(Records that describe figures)
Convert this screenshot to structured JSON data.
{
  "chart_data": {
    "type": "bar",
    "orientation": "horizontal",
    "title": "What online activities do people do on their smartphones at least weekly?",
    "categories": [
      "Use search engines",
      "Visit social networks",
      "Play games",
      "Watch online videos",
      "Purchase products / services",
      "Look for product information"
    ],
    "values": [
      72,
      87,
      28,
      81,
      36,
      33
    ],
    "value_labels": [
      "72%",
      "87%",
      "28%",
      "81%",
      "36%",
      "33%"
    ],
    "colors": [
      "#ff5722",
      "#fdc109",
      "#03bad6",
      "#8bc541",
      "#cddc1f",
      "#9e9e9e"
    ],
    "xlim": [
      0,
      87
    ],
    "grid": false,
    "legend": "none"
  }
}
---
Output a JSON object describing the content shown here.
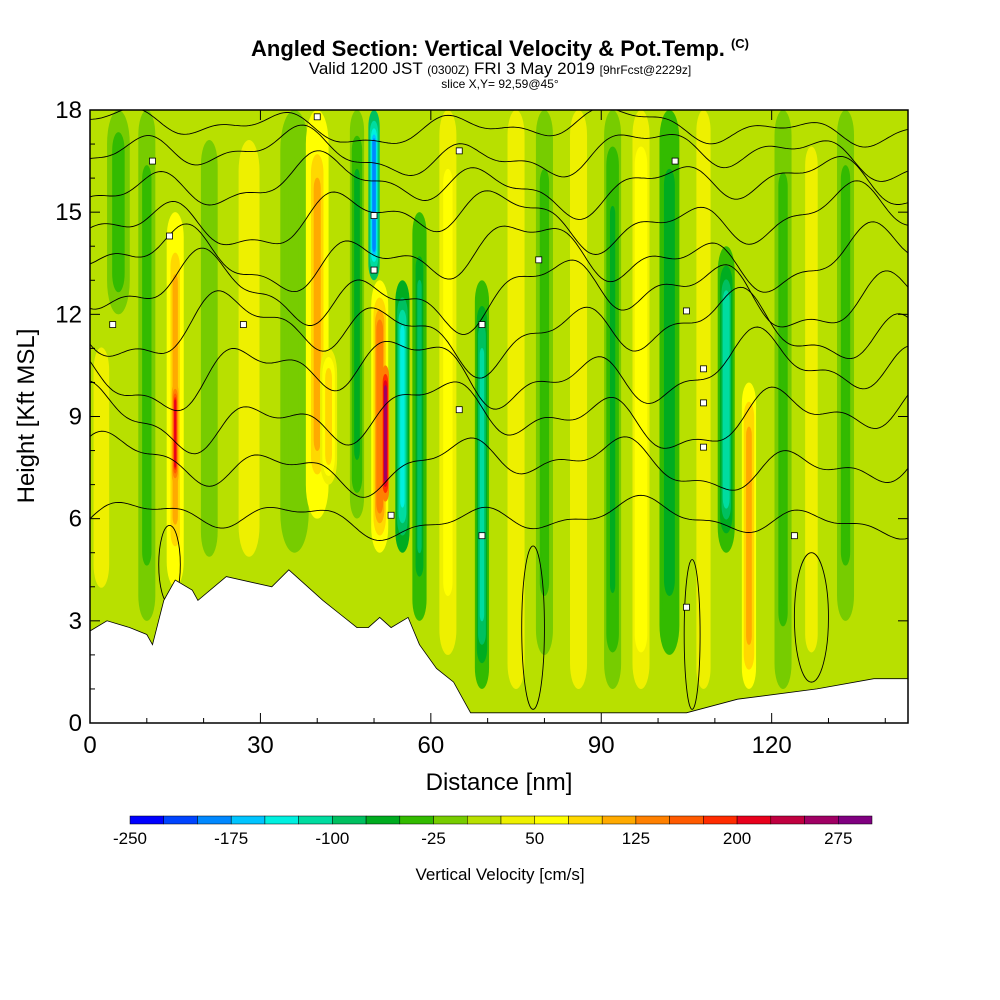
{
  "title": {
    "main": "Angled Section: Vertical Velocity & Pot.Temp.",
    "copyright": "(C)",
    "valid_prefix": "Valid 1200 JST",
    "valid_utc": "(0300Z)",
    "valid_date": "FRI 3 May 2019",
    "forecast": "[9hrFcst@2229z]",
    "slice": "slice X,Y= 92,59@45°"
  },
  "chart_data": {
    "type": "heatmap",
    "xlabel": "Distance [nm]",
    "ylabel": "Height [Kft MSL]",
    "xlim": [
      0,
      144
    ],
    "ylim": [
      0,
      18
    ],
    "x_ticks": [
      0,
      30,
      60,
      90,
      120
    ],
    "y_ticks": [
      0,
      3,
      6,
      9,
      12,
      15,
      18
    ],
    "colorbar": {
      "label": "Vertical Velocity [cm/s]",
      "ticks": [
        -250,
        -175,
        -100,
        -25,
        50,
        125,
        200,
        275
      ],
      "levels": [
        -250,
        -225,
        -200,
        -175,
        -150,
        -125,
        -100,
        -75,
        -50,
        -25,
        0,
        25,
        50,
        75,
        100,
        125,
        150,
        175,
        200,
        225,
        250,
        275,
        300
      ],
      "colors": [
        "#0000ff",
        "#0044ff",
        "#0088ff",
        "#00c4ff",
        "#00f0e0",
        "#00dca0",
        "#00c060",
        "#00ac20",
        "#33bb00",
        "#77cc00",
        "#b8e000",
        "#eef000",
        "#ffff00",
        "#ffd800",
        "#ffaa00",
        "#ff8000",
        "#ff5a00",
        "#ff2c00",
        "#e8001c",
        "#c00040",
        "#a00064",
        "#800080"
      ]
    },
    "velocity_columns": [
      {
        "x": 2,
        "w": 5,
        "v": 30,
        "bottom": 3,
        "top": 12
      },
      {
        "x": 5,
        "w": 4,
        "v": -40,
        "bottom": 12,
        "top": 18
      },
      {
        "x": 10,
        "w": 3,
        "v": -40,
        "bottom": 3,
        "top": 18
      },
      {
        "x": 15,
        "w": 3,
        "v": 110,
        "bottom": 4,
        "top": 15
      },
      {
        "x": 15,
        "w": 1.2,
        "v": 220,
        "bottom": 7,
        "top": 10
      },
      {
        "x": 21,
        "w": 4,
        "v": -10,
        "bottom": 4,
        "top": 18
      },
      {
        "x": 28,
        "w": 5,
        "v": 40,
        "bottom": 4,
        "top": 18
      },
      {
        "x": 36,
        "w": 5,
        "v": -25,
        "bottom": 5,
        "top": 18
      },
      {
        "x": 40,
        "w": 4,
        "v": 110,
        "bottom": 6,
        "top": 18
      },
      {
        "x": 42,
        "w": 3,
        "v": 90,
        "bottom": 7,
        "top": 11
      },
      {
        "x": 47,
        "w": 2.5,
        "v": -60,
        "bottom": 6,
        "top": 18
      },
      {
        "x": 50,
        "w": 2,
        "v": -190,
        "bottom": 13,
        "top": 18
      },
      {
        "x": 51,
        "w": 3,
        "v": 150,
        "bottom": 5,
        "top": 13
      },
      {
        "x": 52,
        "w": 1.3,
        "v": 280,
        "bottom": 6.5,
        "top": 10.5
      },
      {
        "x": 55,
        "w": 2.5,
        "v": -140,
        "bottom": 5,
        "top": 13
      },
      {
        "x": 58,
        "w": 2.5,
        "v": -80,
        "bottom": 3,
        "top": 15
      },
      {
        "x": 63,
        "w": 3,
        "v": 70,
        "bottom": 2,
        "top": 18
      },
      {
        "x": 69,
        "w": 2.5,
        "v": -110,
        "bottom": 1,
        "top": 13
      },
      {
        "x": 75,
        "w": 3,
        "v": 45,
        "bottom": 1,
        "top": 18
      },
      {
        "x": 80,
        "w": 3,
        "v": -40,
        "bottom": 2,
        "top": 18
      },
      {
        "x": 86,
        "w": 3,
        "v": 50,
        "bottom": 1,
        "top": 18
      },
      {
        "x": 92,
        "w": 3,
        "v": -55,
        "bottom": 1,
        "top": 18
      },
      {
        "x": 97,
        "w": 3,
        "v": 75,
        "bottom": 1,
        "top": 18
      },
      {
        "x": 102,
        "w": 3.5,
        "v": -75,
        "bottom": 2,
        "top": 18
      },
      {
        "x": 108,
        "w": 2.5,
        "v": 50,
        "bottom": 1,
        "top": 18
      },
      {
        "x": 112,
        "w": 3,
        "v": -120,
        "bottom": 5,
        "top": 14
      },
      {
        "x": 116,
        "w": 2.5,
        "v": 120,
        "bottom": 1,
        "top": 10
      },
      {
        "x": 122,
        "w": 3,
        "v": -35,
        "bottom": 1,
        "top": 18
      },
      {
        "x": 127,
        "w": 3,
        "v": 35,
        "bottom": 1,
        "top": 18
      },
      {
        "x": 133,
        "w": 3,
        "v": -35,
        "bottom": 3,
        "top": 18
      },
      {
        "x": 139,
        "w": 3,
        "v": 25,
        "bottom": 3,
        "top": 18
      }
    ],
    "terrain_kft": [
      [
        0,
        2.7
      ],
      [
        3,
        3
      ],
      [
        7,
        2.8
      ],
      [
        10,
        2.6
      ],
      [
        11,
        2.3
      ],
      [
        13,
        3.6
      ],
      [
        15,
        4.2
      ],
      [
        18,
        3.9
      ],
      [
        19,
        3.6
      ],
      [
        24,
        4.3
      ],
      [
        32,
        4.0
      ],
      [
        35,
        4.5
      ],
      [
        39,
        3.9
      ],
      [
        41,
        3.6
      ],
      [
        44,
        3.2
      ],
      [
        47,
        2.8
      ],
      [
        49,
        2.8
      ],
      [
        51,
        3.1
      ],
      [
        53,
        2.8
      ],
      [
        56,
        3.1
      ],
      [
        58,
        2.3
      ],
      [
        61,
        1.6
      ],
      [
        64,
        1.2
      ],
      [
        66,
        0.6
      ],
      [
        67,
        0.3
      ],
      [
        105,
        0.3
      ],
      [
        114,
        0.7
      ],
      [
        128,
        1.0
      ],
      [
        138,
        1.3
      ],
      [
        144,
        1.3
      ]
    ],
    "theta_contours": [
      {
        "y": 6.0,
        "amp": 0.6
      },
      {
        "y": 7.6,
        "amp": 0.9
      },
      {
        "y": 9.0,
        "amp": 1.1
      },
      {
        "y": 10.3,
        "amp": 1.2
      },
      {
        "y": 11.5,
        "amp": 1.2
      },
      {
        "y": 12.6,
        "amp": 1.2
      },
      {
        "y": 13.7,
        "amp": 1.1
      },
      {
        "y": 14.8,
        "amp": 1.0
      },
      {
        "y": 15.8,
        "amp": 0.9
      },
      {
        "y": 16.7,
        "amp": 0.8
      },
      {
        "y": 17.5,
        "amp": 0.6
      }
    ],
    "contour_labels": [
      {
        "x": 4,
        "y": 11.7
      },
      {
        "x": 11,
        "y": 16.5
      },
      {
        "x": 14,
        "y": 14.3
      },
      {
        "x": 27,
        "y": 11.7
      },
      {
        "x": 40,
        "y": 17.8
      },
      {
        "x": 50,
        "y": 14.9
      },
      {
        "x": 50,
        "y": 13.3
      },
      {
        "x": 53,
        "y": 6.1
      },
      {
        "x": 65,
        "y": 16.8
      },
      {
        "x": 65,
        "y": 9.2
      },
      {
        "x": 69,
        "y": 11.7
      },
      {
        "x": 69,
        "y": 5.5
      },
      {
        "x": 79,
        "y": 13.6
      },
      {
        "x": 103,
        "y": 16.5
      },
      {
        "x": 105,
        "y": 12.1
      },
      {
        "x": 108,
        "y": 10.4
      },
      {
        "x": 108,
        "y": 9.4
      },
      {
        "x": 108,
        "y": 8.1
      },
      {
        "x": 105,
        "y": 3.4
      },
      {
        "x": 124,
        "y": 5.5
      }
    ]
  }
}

- **WHAT IS REQUIRED**: From the data above, show each line that contains "Vertical".

- **OUTPUT FOR THIS EXERCISE**:
    "main": "Angled Section: Vertical Velocity & Pot.Temp.",
      "label": "Vertical Velocity [cm/s]",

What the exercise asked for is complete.